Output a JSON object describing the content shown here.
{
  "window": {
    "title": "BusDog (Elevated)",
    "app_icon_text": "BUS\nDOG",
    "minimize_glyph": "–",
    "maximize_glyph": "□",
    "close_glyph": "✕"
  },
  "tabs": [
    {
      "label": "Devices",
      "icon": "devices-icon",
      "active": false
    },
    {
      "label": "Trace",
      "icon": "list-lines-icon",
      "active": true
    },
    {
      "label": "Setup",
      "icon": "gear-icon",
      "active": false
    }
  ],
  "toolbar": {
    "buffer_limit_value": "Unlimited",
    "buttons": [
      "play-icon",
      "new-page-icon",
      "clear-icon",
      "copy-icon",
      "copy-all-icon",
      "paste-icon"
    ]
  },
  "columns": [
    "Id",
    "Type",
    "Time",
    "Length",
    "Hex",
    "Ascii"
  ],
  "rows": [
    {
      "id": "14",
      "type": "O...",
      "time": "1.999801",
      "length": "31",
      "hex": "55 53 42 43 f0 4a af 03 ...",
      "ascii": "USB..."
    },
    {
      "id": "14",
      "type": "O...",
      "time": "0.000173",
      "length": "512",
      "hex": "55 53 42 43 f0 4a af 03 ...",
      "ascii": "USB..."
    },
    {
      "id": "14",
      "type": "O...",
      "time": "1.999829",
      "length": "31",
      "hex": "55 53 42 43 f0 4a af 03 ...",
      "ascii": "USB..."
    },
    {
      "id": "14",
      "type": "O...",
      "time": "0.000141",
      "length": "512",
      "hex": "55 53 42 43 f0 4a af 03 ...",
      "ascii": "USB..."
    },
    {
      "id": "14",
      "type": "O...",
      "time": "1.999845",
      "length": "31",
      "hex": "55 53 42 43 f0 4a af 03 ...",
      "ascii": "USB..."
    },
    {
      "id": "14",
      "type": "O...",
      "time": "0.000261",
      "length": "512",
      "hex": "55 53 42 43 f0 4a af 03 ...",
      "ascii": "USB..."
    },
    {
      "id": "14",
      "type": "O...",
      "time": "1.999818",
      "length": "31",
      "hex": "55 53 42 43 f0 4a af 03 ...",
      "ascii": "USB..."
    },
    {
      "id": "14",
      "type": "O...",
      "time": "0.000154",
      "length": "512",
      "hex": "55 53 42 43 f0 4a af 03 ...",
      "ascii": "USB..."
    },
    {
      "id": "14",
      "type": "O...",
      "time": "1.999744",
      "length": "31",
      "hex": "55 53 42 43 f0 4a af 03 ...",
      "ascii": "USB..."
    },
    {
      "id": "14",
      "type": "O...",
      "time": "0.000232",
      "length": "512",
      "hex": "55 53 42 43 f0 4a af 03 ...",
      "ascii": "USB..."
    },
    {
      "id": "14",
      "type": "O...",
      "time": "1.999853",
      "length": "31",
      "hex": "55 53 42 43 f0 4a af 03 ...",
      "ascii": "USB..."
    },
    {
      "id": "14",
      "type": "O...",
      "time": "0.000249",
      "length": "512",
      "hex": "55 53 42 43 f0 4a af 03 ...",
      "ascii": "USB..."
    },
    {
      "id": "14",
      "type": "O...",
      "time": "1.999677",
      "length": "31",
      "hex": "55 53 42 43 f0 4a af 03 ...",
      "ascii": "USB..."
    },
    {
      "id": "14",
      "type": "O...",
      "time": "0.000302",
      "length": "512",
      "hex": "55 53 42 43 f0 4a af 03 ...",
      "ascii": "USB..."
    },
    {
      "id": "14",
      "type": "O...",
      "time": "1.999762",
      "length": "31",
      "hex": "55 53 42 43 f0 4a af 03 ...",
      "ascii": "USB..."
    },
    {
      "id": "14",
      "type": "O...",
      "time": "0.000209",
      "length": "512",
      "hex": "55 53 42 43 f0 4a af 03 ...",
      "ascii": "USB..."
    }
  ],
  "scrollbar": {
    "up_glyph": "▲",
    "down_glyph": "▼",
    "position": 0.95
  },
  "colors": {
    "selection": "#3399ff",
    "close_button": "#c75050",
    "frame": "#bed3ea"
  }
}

**Short exercise**
Copy out each line of the records where the string "label" appears.

**Exercise output**
      "label": "Devices",
      "label": "Trace",
      "label": "Setup",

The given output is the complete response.